(Data tied to figure images)
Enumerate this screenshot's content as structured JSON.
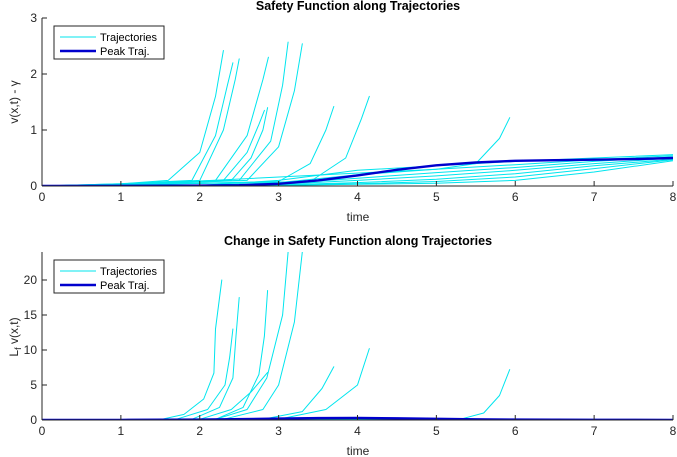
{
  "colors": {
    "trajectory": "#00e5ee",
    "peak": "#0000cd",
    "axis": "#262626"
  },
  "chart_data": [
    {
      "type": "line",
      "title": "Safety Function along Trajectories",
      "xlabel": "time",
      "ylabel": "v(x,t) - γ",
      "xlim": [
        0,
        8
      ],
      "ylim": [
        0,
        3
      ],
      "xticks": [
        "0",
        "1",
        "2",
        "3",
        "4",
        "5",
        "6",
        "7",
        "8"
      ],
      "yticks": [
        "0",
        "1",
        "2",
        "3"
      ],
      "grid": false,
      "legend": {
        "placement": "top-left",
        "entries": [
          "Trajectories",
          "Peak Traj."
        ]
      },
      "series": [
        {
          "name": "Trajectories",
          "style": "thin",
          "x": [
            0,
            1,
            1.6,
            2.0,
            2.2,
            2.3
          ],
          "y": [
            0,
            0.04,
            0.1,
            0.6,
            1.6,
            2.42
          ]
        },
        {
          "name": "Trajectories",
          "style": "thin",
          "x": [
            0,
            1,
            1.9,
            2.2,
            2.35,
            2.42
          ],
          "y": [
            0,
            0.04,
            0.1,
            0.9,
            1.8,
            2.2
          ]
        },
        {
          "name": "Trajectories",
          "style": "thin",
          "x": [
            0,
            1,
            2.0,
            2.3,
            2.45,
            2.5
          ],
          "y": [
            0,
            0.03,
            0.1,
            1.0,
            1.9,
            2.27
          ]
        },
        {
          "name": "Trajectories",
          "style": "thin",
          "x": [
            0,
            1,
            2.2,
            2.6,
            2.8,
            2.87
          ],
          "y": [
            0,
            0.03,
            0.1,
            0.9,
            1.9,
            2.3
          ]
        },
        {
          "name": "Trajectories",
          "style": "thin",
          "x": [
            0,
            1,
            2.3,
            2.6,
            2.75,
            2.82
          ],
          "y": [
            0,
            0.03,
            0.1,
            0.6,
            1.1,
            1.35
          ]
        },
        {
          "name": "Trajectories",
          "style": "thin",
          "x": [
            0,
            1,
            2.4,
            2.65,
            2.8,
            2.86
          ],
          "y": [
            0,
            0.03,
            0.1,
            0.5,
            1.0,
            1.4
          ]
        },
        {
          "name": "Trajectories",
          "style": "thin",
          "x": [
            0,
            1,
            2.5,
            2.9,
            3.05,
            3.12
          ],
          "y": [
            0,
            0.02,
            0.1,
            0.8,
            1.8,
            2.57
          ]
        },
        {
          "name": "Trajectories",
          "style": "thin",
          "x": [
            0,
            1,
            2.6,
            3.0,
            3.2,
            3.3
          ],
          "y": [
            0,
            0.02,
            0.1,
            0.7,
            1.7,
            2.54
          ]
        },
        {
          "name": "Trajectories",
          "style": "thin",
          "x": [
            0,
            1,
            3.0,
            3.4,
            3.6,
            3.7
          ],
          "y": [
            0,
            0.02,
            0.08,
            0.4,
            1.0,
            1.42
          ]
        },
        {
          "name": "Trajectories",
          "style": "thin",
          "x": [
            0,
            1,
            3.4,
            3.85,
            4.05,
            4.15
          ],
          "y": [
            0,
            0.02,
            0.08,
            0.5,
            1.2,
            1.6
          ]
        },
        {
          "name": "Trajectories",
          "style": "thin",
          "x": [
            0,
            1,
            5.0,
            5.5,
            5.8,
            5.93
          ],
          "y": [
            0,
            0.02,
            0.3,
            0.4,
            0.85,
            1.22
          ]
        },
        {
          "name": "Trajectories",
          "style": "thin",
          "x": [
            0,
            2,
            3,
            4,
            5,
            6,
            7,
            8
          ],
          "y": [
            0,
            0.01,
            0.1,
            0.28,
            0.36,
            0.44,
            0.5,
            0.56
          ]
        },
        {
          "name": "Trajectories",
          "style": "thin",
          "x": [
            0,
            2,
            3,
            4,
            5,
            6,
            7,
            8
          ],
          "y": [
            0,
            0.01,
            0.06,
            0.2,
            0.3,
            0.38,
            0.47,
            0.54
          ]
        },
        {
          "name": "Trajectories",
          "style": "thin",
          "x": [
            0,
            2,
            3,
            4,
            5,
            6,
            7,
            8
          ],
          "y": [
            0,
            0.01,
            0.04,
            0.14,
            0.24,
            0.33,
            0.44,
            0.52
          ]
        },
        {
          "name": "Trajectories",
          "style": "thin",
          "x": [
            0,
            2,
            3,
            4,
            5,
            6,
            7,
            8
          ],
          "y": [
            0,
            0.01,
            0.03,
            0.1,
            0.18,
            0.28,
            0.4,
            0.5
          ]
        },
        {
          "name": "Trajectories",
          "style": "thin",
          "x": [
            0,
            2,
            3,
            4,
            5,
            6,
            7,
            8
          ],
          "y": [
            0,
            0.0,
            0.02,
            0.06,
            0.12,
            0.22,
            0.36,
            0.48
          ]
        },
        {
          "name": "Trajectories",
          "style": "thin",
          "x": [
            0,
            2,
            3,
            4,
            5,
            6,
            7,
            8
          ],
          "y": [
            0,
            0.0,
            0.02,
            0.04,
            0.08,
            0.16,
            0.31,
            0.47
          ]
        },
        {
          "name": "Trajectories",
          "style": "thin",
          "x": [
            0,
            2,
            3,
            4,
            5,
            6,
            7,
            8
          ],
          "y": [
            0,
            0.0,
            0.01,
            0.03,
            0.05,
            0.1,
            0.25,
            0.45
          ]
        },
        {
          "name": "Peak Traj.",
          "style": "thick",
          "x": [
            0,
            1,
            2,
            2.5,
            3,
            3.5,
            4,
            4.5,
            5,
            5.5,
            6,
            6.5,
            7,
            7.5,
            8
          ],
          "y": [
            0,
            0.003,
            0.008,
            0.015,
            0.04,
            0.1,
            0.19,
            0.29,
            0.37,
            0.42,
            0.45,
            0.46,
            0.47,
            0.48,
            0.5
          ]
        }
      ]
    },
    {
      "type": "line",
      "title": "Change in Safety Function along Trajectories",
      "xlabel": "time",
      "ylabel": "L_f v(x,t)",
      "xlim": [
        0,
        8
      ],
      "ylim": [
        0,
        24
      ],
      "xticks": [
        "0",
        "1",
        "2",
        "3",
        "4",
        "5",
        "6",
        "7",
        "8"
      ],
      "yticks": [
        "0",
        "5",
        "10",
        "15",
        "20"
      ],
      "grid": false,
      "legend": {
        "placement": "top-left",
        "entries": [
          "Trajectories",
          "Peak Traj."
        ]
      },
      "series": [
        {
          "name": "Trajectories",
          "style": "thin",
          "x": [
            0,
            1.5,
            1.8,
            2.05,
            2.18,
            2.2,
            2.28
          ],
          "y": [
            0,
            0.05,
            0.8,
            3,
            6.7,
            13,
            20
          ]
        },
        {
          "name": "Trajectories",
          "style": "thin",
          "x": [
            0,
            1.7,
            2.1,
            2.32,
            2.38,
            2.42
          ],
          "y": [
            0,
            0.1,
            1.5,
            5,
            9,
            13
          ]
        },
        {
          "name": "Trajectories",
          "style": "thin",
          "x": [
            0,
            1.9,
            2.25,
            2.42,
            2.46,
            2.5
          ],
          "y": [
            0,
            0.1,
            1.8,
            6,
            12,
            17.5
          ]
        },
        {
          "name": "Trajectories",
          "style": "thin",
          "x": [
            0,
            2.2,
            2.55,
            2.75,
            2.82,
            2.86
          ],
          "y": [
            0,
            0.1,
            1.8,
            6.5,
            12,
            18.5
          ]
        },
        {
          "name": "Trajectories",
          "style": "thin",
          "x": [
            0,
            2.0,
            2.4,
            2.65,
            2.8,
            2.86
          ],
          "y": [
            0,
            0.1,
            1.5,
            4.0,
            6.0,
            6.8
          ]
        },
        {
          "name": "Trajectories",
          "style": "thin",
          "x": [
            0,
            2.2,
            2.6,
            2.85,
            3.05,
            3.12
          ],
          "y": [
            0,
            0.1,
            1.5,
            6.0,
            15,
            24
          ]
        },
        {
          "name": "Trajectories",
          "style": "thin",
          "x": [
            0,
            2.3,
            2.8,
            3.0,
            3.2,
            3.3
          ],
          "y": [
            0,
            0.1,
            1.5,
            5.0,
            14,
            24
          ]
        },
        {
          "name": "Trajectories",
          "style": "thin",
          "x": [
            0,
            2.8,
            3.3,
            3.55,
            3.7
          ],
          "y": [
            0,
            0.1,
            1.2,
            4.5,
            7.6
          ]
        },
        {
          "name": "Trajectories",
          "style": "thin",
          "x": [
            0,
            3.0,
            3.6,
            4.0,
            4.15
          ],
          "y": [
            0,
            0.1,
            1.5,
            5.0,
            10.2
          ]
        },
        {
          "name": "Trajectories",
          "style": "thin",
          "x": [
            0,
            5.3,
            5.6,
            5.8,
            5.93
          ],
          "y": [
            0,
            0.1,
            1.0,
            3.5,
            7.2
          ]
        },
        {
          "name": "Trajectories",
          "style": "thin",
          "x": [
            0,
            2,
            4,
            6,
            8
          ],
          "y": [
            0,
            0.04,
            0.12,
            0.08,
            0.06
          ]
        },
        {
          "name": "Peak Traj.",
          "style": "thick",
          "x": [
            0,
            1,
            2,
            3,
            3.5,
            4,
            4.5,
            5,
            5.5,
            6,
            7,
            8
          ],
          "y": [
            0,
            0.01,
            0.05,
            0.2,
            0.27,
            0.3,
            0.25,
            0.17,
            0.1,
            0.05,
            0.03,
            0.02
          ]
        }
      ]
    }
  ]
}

Instructions to follow ::
Identify every line above that includes the word "along", and show those lines.

Exercise response ::
      "title": "Safety Function along Trajectories",
      "title": "Change in Safety Function along Trajectories",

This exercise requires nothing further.